[Stored records]

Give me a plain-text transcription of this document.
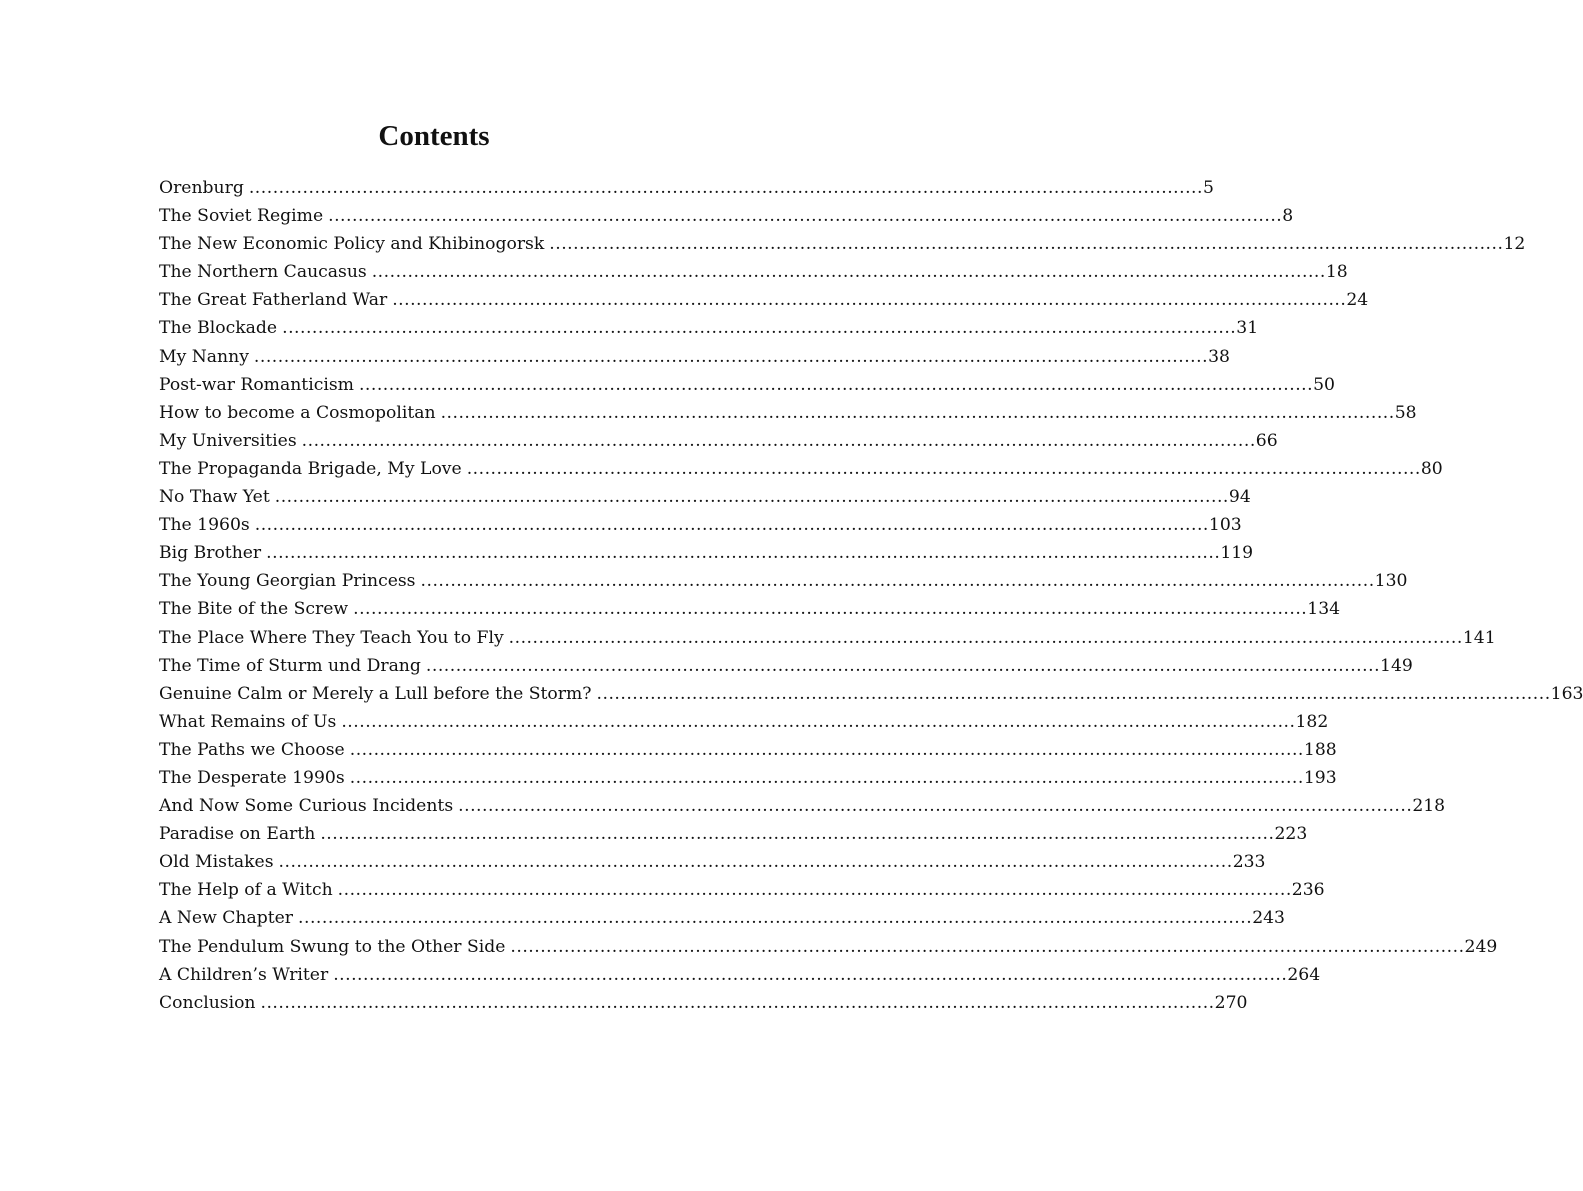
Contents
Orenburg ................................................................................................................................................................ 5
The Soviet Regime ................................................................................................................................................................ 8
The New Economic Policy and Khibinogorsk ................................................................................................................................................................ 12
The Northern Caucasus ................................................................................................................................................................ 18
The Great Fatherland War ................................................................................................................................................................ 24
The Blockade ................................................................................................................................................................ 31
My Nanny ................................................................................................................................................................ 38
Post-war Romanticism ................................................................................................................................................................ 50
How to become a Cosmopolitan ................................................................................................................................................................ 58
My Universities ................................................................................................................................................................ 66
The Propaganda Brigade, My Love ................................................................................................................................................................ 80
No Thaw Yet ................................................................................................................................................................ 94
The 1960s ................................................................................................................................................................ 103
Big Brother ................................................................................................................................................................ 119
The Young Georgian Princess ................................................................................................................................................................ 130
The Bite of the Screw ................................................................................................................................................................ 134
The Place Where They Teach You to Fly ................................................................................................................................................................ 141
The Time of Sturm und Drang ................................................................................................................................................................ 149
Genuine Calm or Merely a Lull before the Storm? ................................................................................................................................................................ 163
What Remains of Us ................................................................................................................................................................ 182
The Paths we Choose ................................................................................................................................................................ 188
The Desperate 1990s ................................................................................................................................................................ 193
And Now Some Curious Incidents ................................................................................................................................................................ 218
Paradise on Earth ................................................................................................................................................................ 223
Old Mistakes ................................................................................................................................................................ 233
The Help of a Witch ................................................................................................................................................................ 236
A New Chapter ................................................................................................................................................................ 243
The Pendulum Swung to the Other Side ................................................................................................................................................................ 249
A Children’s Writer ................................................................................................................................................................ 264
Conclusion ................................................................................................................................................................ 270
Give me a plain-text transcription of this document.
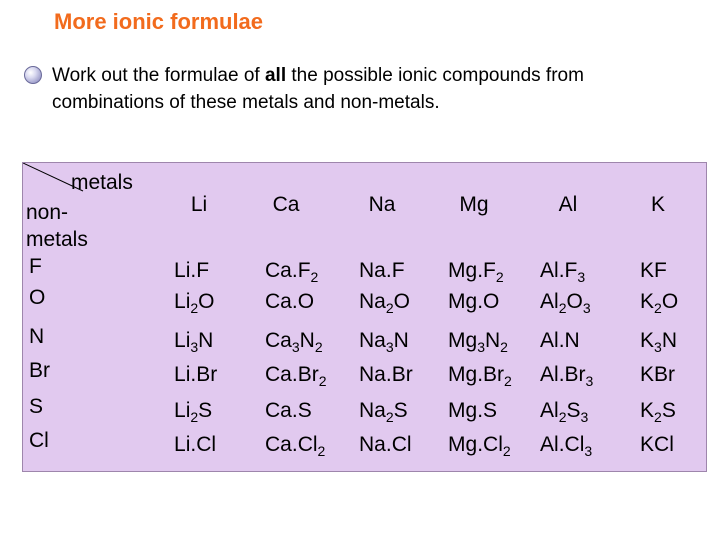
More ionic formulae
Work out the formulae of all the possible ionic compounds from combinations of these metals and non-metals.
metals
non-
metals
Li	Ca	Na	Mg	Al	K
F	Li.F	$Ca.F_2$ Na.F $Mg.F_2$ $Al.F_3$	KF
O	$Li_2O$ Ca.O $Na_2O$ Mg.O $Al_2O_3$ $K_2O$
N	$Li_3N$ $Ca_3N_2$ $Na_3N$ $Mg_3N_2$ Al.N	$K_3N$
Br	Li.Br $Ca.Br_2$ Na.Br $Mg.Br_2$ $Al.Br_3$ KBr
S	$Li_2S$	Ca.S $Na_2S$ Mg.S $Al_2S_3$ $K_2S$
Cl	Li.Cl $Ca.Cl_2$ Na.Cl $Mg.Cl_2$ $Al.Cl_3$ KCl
* * *
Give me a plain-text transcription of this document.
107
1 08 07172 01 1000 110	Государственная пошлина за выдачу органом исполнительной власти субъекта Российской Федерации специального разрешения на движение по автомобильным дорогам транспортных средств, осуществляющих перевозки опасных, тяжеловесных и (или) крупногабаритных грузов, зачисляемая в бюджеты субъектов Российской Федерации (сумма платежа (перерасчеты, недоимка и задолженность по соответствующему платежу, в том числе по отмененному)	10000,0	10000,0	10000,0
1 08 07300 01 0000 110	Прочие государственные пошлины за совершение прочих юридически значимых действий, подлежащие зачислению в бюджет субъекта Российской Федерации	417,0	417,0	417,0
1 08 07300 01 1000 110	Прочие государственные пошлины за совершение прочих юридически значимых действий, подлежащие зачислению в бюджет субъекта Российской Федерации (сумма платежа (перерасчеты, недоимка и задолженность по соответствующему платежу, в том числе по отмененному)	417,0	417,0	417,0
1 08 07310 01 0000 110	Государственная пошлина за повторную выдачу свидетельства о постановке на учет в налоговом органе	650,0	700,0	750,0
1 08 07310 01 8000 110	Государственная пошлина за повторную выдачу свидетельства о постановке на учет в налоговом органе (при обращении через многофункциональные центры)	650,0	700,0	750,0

--- The exercise ---
Filter out all lines lacking the word "постановке" and copy the rest.

--- Finished task ---
1 08 07310 01 0000 110	Государственная пошлина за повторную выдачу свидетельства о постановке на учет в налоговом органе	650,0	700,0	750,0
1 08 07310 01 8000 110	Государственная пошлина за повторную выдачу свидетельства о постановке на учет в налоговом органе (при обращении через многофункциональные центры)	650,0	700,0	750,0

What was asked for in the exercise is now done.